AIM OF THE TASK:
Any pictures in the records below should be skipped; write out everything else exactly.

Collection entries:
※

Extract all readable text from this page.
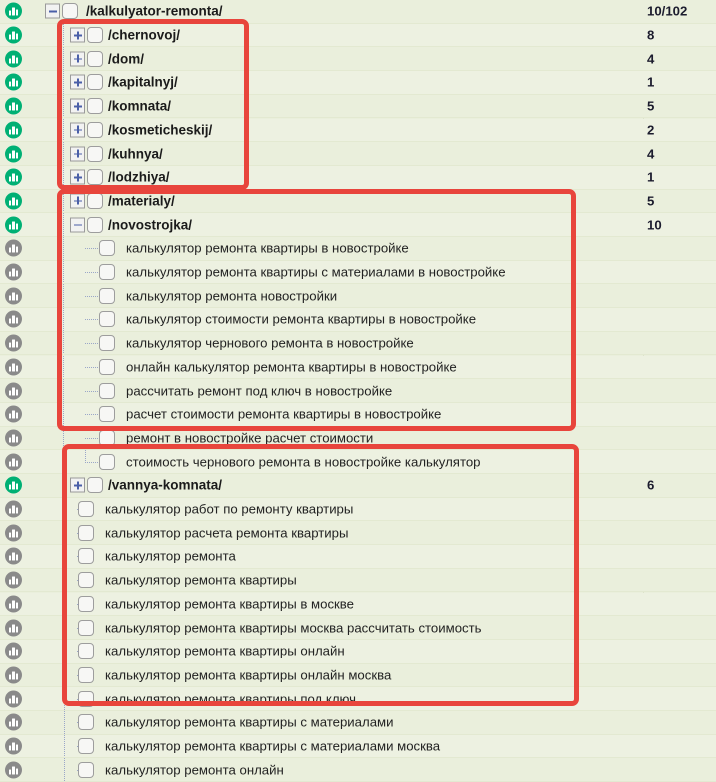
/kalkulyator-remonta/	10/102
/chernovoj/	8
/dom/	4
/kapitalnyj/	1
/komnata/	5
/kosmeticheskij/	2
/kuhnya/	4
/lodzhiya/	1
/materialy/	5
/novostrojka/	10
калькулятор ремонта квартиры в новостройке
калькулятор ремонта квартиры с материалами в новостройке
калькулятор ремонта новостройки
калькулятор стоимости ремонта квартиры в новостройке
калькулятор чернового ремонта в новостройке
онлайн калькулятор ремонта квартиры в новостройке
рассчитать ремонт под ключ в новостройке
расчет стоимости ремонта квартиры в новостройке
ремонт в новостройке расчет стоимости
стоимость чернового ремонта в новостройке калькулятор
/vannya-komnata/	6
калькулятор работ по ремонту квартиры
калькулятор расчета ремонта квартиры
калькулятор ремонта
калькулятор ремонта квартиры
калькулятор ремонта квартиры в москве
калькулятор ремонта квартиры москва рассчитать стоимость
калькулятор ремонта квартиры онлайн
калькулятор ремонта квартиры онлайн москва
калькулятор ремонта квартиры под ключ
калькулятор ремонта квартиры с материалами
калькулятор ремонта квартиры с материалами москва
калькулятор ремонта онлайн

※

ANSWER BELOW:
Extract all readable text from this page.
/kalkulyator-remonta/	10/102
/chernovoj/	8
/dom/	4
/kapitalnyj/	1
/komnata/	5
/kosmeticheskij/	2
/kuhnya/	4
/lodzhiya/	1
/materialy/	5
/novostrojka/	10
калькулятор ремонта квартиры в новостройке
калькулятор ремонта квартиры с материалами в новостройке
калькулятор ремонта новостройки
калькулятор стоимости ремонта квартиры в новостройке
калькулятор чернового ремонта в новостройке
онлайн калькулятор ремонта квартиры в новостройке
рассчитать ремонт под ключ в новостройке
расчет стоимости ремонта квартиры в новостройке
ремонт в новостройке расчет стоимости
стоимость чернового ремонта в новостройке калькулятор
/vannya-komnata/	6
калькулятор работ по ремонту квартиры
калькулятор расчета ремонта квартиры
калькулятор ремонта
калькулятор ремонта квартиры
калькулятор ремонта квартиры в москве
калькулятор ремонта квартиры москва рассчитать стоимость
калькулятор ремонта квартиры онлайн
калькулятор ремонта квартиры онлайн москва
калькулятор ремонта квартиры под ключ
калькулятор ремонта квартиры с материалами
калькулятор ремонта квартиры с материалами москва
калькулятор ремонта онлайн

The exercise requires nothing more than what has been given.